REQUIREMENT: Lines containing the string "just" are to be counted; report only how many there are.

--- start of DATASET ROWS ---

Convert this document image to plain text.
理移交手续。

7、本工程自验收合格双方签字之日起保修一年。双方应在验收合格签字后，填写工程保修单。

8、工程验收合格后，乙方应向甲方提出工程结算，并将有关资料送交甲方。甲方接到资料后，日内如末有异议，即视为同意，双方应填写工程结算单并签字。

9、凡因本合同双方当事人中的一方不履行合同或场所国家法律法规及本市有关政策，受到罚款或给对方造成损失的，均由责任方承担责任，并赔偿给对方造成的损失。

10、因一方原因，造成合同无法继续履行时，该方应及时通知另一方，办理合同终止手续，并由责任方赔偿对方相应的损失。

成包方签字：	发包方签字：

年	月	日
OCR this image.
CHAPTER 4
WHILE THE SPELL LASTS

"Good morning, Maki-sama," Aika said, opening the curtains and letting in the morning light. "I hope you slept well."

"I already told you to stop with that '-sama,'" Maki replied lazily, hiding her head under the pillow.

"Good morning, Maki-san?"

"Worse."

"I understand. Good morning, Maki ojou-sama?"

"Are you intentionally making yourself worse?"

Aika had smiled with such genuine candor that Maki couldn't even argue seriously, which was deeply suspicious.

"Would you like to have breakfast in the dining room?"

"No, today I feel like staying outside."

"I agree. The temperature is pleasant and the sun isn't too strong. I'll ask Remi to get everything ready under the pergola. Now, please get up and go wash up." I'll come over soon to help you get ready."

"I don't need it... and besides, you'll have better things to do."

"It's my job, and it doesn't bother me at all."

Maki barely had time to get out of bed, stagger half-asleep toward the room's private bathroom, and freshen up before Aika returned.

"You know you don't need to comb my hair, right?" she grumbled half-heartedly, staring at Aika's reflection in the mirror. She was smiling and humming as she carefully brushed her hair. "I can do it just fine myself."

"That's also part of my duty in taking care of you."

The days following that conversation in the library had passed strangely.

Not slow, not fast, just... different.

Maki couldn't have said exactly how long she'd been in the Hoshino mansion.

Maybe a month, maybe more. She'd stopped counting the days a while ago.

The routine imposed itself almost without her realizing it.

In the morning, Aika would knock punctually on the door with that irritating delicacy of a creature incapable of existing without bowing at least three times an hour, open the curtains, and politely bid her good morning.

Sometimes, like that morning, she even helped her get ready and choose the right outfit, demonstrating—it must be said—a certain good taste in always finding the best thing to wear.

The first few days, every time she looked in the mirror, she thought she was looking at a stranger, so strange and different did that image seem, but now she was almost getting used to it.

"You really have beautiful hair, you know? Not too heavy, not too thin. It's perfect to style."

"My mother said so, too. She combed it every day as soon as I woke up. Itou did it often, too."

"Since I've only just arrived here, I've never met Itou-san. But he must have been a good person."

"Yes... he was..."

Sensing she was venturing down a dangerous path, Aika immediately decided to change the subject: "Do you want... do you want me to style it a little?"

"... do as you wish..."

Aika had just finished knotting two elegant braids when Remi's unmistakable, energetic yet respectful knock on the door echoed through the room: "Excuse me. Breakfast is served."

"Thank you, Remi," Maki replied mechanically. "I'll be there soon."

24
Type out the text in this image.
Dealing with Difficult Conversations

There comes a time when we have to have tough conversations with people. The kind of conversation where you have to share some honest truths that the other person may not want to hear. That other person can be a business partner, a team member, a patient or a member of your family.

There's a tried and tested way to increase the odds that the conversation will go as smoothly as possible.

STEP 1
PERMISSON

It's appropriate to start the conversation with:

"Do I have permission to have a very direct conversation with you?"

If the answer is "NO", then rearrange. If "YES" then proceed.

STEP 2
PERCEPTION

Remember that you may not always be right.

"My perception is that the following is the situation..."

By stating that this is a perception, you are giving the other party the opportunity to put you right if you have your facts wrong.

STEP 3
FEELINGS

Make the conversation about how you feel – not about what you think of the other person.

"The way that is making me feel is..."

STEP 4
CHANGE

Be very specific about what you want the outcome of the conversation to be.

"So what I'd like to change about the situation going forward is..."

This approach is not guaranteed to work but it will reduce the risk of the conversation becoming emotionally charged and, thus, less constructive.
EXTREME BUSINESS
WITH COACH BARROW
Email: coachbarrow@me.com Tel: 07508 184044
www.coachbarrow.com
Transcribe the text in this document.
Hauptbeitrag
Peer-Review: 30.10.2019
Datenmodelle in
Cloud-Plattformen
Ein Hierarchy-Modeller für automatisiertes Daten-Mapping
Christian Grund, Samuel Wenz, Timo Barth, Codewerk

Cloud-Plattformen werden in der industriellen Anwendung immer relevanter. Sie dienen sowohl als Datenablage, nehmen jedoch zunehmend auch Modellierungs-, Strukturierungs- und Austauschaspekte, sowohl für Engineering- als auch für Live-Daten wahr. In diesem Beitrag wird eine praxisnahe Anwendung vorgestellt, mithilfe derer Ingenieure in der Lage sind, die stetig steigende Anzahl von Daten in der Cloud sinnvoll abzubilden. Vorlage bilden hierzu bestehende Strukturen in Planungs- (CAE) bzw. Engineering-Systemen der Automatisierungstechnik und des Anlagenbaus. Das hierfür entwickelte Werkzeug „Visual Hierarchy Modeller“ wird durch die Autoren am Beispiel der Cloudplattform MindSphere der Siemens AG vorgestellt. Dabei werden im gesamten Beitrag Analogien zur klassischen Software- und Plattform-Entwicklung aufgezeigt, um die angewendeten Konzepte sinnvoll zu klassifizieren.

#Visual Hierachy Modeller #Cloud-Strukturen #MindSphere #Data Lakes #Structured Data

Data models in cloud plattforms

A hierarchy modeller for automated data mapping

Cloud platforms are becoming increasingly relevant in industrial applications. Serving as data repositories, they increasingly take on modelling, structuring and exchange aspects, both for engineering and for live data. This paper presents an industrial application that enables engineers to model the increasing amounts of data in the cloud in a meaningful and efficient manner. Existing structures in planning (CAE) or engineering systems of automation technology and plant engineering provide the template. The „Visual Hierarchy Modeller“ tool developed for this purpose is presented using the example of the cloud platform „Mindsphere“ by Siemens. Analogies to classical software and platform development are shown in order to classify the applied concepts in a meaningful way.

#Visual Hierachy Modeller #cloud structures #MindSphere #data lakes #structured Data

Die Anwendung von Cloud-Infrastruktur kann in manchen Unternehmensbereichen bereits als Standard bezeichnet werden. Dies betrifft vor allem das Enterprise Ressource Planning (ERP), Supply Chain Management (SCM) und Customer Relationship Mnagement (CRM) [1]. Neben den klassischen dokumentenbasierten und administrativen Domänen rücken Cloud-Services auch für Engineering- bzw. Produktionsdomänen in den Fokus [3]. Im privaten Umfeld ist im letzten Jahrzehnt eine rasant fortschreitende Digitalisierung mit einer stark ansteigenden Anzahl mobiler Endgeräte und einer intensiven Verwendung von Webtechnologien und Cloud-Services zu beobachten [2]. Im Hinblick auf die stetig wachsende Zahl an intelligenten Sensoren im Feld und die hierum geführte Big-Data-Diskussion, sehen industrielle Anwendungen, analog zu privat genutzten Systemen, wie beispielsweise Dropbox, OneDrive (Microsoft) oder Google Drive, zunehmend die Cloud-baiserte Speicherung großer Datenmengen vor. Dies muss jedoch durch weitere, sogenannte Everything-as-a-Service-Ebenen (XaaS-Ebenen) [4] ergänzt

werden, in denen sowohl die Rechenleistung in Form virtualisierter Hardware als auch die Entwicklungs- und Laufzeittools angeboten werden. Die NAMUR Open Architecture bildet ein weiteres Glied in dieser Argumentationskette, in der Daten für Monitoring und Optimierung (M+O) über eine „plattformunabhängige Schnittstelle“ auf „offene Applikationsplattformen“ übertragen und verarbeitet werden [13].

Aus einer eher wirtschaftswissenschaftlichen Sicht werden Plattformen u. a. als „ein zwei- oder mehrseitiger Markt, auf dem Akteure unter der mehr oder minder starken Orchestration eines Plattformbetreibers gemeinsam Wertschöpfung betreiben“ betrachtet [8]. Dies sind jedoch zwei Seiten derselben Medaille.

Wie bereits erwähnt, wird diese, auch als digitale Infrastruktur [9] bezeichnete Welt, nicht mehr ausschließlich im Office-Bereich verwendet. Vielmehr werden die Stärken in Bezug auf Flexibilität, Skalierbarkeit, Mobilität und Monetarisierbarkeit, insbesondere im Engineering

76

--- end of DATASET ROWS ---

EXERCISE RESULT: 4